INPUT
==============================

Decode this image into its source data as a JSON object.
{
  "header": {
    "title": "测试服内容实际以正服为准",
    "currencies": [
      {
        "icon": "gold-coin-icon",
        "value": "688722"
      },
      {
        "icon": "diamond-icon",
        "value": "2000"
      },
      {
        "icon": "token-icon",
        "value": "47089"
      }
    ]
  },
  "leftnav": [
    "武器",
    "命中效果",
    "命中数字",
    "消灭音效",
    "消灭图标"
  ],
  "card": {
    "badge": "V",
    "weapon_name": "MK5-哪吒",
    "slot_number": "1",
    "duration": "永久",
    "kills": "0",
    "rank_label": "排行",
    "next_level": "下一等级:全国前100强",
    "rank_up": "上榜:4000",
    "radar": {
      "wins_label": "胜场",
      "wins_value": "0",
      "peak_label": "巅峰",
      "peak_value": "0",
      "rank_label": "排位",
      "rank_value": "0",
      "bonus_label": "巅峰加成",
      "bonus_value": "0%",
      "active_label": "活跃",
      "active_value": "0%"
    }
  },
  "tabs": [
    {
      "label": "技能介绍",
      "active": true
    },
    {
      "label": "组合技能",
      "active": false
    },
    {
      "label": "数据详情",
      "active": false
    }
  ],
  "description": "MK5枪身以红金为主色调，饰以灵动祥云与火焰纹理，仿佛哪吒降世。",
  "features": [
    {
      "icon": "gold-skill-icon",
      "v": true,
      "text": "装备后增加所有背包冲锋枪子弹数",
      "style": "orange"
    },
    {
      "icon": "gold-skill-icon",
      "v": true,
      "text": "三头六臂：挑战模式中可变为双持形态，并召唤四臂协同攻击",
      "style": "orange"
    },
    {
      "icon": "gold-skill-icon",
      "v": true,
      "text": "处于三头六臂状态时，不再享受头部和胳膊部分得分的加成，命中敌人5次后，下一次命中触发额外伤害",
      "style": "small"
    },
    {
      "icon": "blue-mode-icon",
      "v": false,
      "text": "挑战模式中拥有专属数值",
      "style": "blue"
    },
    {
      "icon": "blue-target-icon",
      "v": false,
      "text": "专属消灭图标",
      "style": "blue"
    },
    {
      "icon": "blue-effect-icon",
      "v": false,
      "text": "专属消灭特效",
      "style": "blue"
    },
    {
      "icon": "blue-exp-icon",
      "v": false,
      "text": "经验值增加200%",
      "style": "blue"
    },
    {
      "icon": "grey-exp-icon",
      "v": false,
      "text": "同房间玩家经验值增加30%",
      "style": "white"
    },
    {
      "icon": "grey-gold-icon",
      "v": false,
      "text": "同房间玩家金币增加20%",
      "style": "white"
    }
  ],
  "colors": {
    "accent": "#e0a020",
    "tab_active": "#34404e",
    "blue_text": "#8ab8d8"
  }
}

==============================

AIM OF THE EXERCISE
Repeat every entry exactly as written above.

COMPLETE ANSWER
Decode this image into its source data as a JSON object.
{
  "header": {
    "title": "测试服内容实际以正服为准",
    "currencies": [
      {
        "icon": "gold-coin-icon",
        "value": "688722"
      },
      {
        "icon": "diamond-icon",
        "value": "2000"
      },
      {
        "icon": "token-icon",
        "value": "47089"
      }
    ]
  },
  "leftnav": [
    "武器",
    "命中效果",
    "命中数字",
    "消灭音效",
    "消灭图标"
  ],
  "card": {
    "badge": "V",
    "weapon_name": "MK5-哪吒",
    "slot_number": "1",
    "duration": "永久",
    "kills": "0",
    "rank_label": "排行",
    "next_level": "下一等级:全国前100强",
    "rank_up": "上榜:4000",
    "radar": {
      "wins_label": "胜场",
      "wins_value": "0",
      "peak_label": "巅峰",
      "peak_value": "0",
      "rank_label": "排位",
      "rank_value": "0",
      "bonus_label": "巅峰加成",
      "bonus_value": "0%",
      "active_label": "活跃",
      "active_value": "0%"
    }
  },
  "tabs": [
    {
      "label": "技能介绍",
      "active": true
    },
    {
      "label": "组合技能",
      "active": false
    },
    {
      "label": "数据详情",
      "active": false
    }
  ],
  "description": "MK5枪身以红金为主色调，饰以灵动祥云与火焰纹理，仿佛哪吒降世。",
  "features": [
    {
      "icon": "gold-skill-icon",
      "v": true,
      "text": "装备后增加所有背包冲锋枪子弹数",
      "style": "orange"
    },
    {
      "icon": "gold-skill-icon",
      "v": true,
      "text": "三头六臂：挑战模式中可变为双持形态，并召唤四臂协同攻击",
      "style": "orange"
    },
    {
      "icon": "gold-skill-icon",
      "v": true,
      "text": "处于三头六臂状态时，不再享受头部和胳膊部分得分的加成，命中敌人5次后，下一次命中触发额外伤害",
      "style": "small"
    },
    {
      "icon": "blue-mode-icon",
      "v": false,
      "text": "挑战模式中拥有专属数值",
      "style": "blue"
    },
    {
      "icon": "blue-target-icon",
      "v": false,
      "text": "专属消灭图标",
      "style": "blue"
    },
    {
      "icon": "blue-effect-icon",
      "v": false,
      "text": "专属消灭特效",
      "style": "blue"
    },
    {
      "icon": "blue-exp-icon",
      "v": false,
      "text": "经验值增加200%",
      "style": "blue"
    },
    {
      "icon": "grey-exp-icon",
      "v": false,
      "text": "同房间玩家经验值增加30%",
      "style": "white"
    },
    {
      "icon": "grey-gold-icon",
      "v": false,
      "text": "同房间玩家金币增加20%",
      "style": "white"
    }
  ],
  "colors": {
    "accent": "#e0a020",
    "tab_active": "#34404e",
    "blue_text": "#8ab8d8"
  }
}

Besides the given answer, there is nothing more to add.